Figure record extracts:
────────────────────

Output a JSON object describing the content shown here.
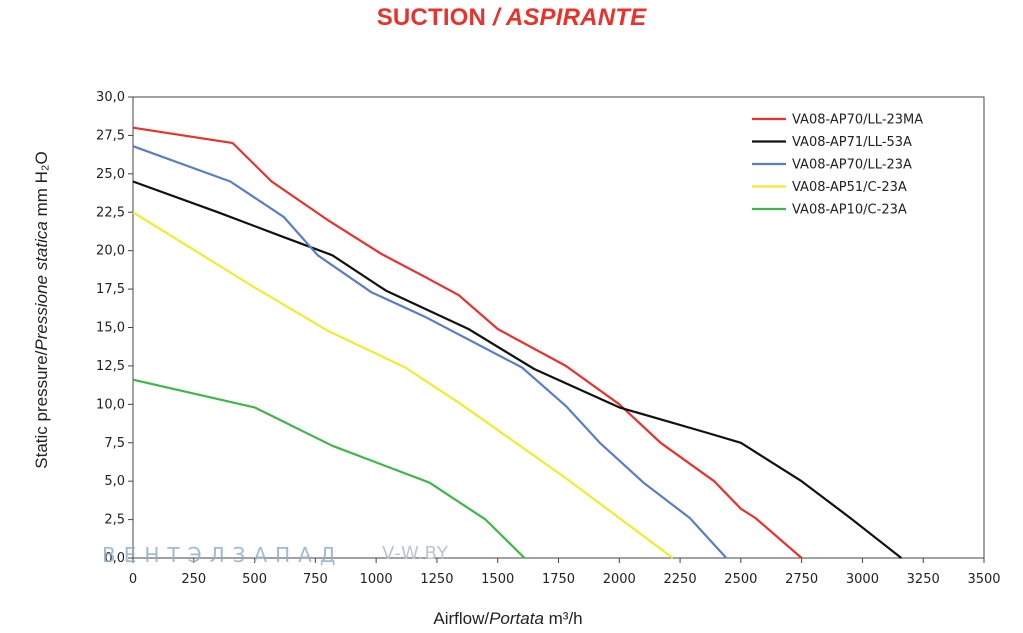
{
  "title": {
    "main": "SUCTION",
    "sep": " / ",
    "italic": "ASPIRANTE"
  },
  "watermark": {
    "brand": "ВЕНТЭЛЗАПАД",
    "site": "V-W.BY"
  },
  "chart_data": {
    "type": "line",
    "xlabel": {
      "plain": "Airflow/",
      "italic": "Portata",
      "unit": " m³/h"
    },
    "ylabel": {
      "plain": "Static pressure/",
      "italic": "Pressione statica",
      "unit": " mm H₂O"
    },
    "xlim": [
      0,
      3500
    ],
    "ylim": [
      0,
      30
    ],
    "xticks": [
      0,
      250,
      500,
      750,
      1000,
      1250,
      1500,
      1750,
      2000,
      2250,
      2500,
      2750,
      3000,
      3250,
      3500
    ],
    "yticks": [
      "0,0",
      "2,5",
      "5,0",
      "7,5",
      "10,0",
      "12,5",
      "15,0",
      "17,5",
      "20,0",
      "22,5",
      "25,0",
      "27,5",
      "30,0"
    ],
    "ytick_values": [
      0,
      2.5,
      5,
      7.5,
      10,
      12.5,
      15,
      17.5,
      20,
      22.5,
      25,
      27.5,
      30
    ],
    "grid": false,
    "legend_position": "top-right",
    "series": [
      {
        "name": "VA08-AP70/LL-23MA",
        "color": "#e8322b",
        "x": [
          0,
          410,
          570,
          800,
          1020,
          1200,
          1340,
          1500,
          1780,
          2000,
          2170,
          2390,
          2500,
          2560,
          2750
        ],
        "y": [
          28.0,
          27.0,
          24.5,
          22.0,
          19.8,
          18.3,
          17.1,
          14.9,
          12.5,
          10.0,
          7.5,
          5.0,
          3.2,
          2.6,
          0.0
        ]
      },
      {
        "name": "VA08-AP71/LL-53A",
        "color": "#111111",
        "x": [
          0,
          350,
          600,
          820,
          1040,
          1380,
          1650,
          2000,
          2350,
          2500,
          2750,
          2950,
          3160
        ],
        "y": [
          24.5,
          22.5,
          21.0,
          19.7,
          17.4,
          14.9,
          12.3,
          9.8,
          8.2,
          7.5,
          5.0,
          2.6,
          0.0
        ]
      },
      {
        "name": "VA08-AP70/LL-23A",
        "color": "#5a7ec6",
        "x": [
          0,
          400,
          620,
          760,
          980,
          1200,
          1600,
          1780,
          1920,
          2100,
          2290,
          2440
        ],
        "y": [
          26.8,
          24.5,
          22.2,
          19.7,
          17.3,
          15.7,
          12.4,
          9.9,
          7.5,
          4.9,
          2.6,
          0.0
        ]
      },
      {
        "name": "VA08-AP51/C-23A",
        "color": "#eded2e",
        "x": [
          0,
          500,
          800,
          1120,
          1350,
          1780,
          2220
        ],
        "y": [
          22.5,
          17.6,
          14.8,
          12.4,
          10.0,
          5.2,
          0.0
        ]
      },
      {
        "name": "VA08-AP10/C-23A",
        "color": "#3fb64a",
        "x": [
          0,
          500,
          820,
          1220,
          1450,
          1610
        ],
        "y": [
          11.6,
          9.8,
          7.3,
          4.9,
          2.5,
          0.0
        ]
      }
    ]
  }
}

────────────────────

Problem description: Working from the lines above, reproduce the material exactly and exclude its pictures.

Result for this exercise:
Output a JSON object describing the content shown here.
{
  "title": {
    "main": "SUCTION",
    "sep": " / ",
    "italic": "ASPIRANTE"
  },
  "watermark": {
    "brand": "ВЕНТЭЛЗАПАД",
    "site": "V-W.BY"
  },
  "chart_data": {
    "type": "line",
    "xlabel": {
      "plain": "Airflow/",
      "italic": "Portata",
      "unit": " m³/h"
    },
    "ylabel": {
      "plain": "Static pressure/",
      "italic": "Pressione statica",
      "unit": " mm H₂O"
    },
    "xlim": [
      0,
      3500
    ],
    "ylim": [
      0,
      30
    ],
    "xticks": [
      0,
      250,
      500,
      750,
      1000,
      1250,
      1500,
      1750,
      2000,
      2250,
      2500,
      2750,
      3000,
      3250,
      3500
    ],
    "yticks": [
      "0,0",
      "2,5",
      "5,0",
      "7,5",
      "10,0",
      "12,5",
      "15,0",
      "17,5",
      "20,0",
      "22,5",
      "25,0",
      "27,5",
      "30,0"
    ],
    "ytick_values": [
      0,
      2.5,
      5,
      7.5,
      10,
      12.5,
      15,
      17.5,
      20,
      22.5,
      25,
      27.5,
      30
    ],
    "grid": false,
    "legend_position": "top-right",
    "series": [
      {
        "name": "VA08-AP70/LL-23MA",
        "color": "#e8322b",
        "x": [
          0,
          410,
          570,
          800,
          1020,
          1200,
          1340,
          1500,
          1780,
          2000,
          2170,
          2390,
          2500,
          2560,
          2750
        ],
        "y": [
          28.0,
          27.0,
          24.5,
          22.0,
          19.8,
          18.3,
          17.1,
          14.9,
          12.5,
          10.0,
          7.5,
          5.0,
          3.2,
          2.6,
          0.0
        ]
      },
      {
        "name": "VA08-AP71/LL-53A",
        "color": "#111111",
        "x": [
          0,
          350,
          600,
          820,
          1040,
          1380,
          1650,
          2000,
          2350,
          2500,
          2750,
          2950,
          3160
        ],
        "y": [
          24.5,
          22.5,
          21.0,
          19.7,
          17.4,
          14.9,
          12.3,
          9.8,
          8.2,
          7.5,
          5.0,
          2.6,
          0.0
        ]
      },
      {
        "name": "VA08-AP70/LL-23A",
        "color": "#5a7ec6",
        "x": [
          0,
          400,
          620,
          760,
          980,
          1200,
          1600,
          1780,
          1920,
          2100,
          2290,
          2440
        ],
        "y": [
          26.8,
          24.5,
          22.2,
          19.7,
          17.3,
          15.7,
          12.4,
          9.9,
          7.5,
          4.9,
          2.6,
          0.0
        ]
      },
      {
        "name": "VA08-AP51/C-23A",
        "color": "#eded2e",
        "x": [
          0,
          500,
          800,
          1120,
          1350,
          1780,
          2220
        ],
        "y": [
          22.5,
          17.6,
          14.8,
          12.4,
          10.0,
          5.2,
          0.0
        ]
      },
      {
        "name": "VA08-AP10/C-23A",
        "color": "#3fb64a",
        "x": [
          0,
          500,
          820,
          1220,
          1450,
          1610
        ],
        "y": [
          11.6,
          9.8,
          7.3,
          4.9,
          2.5,
          0.0
        ]
      }
    ]
  }
}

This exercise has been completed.